* START Dataset content *

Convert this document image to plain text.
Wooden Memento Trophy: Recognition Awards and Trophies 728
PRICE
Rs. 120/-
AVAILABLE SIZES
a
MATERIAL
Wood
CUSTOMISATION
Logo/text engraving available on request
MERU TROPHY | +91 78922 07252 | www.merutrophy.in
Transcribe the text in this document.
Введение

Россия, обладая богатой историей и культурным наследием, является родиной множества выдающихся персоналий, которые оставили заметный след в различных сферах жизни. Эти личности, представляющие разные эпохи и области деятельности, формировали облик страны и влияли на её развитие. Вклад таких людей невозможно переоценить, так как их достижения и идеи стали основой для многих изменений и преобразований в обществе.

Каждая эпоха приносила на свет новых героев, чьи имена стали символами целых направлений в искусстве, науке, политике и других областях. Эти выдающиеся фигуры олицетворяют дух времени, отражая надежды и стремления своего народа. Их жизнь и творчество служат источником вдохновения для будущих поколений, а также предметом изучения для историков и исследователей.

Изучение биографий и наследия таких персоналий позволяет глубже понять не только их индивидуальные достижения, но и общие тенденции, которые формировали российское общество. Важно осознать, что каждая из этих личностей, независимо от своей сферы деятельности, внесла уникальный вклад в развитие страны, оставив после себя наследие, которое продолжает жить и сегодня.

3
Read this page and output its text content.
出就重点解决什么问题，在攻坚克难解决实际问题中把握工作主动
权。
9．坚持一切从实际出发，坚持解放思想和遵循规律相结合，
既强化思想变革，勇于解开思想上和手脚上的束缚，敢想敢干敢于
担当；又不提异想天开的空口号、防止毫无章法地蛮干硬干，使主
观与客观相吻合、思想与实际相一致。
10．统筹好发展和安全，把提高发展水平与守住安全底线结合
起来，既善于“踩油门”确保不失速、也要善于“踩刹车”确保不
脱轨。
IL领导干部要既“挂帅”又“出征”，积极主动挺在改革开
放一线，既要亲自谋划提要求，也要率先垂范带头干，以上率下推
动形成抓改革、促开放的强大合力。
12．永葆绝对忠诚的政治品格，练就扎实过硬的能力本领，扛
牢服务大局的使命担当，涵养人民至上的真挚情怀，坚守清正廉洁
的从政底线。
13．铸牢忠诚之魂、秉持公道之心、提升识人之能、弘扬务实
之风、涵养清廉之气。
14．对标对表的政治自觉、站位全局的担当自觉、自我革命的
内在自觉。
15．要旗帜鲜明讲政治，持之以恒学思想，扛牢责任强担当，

* END Dataset content *

--- Stated goal ---
Pick out the lines above containing the word "document", then copy them.

--- Written solution ---
Convert this document image to plain text.
Transcribe the text in this document.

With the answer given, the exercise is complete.